DIRECTION >> Pick out the lines in the listing below that contain the word "উপলক" and copy them.

Recorded data >>
━━━━━━━━━━━━━━━━

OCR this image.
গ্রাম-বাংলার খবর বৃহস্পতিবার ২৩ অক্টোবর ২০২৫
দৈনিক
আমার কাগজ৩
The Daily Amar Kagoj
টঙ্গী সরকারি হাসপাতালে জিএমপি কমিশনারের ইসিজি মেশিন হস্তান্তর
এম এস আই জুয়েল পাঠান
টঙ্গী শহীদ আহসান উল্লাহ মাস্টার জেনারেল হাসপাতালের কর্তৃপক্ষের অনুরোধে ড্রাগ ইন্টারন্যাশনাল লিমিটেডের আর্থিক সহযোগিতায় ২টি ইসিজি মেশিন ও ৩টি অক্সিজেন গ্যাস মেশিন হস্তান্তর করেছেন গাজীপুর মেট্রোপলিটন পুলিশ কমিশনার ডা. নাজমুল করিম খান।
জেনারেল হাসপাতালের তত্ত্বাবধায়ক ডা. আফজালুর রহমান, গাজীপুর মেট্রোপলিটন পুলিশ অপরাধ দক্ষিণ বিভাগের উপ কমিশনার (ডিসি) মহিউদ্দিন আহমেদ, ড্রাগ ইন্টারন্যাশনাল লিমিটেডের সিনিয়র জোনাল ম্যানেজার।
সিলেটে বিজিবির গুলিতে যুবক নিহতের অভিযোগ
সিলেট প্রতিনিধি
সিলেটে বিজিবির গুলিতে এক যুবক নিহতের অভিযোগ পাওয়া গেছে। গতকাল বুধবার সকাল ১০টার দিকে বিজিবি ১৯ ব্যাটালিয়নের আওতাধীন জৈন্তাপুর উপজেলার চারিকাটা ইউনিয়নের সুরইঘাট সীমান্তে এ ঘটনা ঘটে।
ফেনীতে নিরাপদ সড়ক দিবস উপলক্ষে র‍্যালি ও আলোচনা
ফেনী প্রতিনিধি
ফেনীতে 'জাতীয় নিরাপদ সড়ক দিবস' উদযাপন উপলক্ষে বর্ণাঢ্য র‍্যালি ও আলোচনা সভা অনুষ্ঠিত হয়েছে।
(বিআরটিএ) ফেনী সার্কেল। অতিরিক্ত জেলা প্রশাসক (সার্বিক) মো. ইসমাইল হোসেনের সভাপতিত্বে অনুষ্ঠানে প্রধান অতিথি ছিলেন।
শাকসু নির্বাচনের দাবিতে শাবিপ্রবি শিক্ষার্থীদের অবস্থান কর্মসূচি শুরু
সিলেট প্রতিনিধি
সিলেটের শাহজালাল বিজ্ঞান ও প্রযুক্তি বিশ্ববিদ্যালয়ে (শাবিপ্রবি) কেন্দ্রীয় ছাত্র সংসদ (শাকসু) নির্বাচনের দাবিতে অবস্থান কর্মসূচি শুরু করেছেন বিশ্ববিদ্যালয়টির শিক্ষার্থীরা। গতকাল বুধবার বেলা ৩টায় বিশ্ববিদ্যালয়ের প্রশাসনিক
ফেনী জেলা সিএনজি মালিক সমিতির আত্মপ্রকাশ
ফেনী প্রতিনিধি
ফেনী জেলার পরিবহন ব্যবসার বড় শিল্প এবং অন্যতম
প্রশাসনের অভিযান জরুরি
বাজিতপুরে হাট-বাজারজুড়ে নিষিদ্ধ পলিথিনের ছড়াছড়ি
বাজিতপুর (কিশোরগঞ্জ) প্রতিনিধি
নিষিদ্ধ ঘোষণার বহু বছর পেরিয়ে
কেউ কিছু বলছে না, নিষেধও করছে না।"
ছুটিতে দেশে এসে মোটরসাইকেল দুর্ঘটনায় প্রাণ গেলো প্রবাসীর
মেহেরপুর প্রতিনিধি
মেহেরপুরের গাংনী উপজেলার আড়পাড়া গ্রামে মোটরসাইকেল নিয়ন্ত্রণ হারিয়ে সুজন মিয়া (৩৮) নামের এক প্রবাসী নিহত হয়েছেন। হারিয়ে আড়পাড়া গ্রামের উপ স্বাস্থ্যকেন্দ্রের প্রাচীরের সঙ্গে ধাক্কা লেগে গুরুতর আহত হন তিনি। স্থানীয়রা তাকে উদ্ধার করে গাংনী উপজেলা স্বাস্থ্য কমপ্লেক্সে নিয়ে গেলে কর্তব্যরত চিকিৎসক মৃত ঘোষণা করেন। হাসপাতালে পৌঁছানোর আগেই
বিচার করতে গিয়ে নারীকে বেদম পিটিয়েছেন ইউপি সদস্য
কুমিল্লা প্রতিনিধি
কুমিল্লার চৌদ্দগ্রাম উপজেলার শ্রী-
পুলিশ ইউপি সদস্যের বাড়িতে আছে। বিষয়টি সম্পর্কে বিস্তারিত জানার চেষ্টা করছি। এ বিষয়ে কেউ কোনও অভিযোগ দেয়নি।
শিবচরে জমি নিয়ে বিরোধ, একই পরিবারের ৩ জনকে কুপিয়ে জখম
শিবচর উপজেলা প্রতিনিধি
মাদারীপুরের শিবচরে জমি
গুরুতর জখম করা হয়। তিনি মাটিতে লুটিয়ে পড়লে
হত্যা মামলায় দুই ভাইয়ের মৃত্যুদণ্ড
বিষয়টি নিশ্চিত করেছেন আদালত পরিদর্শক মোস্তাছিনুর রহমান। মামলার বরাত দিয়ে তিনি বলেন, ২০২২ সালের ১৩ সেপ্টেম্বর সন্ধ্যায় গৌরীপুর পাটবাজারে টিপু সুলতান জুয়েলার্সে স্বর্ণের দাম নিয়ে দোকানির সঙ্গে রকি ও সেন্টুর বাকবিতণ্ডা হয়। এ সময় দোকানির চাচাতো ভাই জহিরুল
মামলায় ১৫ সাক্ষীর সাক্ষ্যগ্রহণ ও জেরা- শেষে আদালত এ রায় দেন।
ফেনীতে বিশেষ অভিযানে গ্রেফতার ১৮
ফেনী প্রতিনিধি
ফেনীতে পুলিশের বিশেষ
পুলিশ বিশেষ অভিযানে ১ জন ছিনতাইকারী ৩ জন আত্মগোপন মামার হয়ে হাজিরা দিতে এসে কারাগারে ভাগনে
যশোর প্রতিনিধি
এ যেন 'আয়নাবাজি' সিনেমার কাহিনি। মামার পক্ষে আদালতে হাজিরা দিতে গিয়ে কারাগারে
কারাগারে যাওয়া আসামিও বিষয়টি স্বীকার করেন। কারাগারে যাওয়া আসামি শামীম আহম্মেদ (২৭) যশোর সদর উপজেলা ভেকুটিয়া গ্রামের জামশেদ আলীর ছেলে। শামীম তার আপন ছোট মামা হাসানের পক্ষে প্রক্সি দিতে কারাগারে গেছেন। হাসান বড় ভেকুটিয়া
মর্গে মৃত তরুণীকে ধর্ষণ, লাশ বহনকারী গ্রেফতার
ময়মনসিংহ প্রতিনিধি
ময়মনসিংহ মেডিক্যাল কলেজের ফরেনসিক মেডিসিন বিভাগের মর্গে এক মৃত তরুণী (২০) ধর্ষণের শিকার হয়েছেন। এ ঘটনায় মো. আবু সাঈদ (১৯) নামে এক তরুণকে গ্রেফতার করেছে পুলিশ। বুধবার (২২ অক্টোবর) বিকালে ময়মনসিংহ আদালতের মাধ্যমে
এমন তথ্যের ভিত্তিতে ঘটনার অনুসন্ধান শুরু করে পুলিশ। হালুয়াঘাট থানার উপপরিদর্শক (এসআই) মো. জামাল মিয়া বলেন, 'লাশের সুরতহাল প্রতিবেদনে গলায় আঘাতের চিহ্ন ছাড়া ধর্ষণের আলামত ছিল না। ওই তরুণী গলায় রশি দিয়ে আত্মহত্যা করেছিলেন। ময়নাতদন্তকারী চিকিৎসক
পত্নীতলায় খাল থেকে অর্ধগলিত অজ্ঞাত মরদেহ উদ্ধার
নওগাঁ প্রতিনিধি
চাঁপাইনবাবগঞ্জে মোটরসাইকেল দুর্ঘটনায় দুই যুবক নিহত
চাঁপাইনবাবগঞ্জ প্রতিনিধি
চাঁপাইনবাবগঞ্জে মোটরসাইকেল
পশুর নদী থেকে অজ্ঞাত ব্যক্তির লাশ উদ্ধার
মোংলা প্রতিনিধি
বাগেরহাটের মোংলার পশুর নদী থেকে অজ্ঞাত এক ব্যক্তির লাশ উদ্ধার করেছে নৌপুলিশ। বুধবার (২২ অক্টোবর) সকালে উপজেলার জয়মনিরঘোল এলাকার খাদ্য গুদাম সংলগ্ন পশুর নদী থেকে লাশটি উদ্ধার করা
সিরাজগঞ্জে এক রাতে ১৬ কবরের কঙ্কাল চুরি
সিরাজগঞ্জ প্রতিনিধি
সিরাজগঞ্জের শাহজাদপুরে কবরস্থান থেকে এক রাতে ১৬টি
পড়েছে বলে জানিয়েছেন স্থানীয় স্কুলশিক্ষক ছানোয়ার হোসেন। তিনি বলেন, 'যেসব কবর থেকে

━━━━━━━━━━━━━━━━

THE COMPLETED TASK >>
ফেনীতে নিরাপদ সড়ক দিবস উপলক্ষে র‍্যালি ও আলোচনা
ফেনীতে 'জাতীয় নিরাপদ সড়ক দিবস' উদযাপন উপলক্ষে বর্ণাঢ্য র‍্যালি ও আলোচনা সভা অনুষ্ঠিত হয়েছে।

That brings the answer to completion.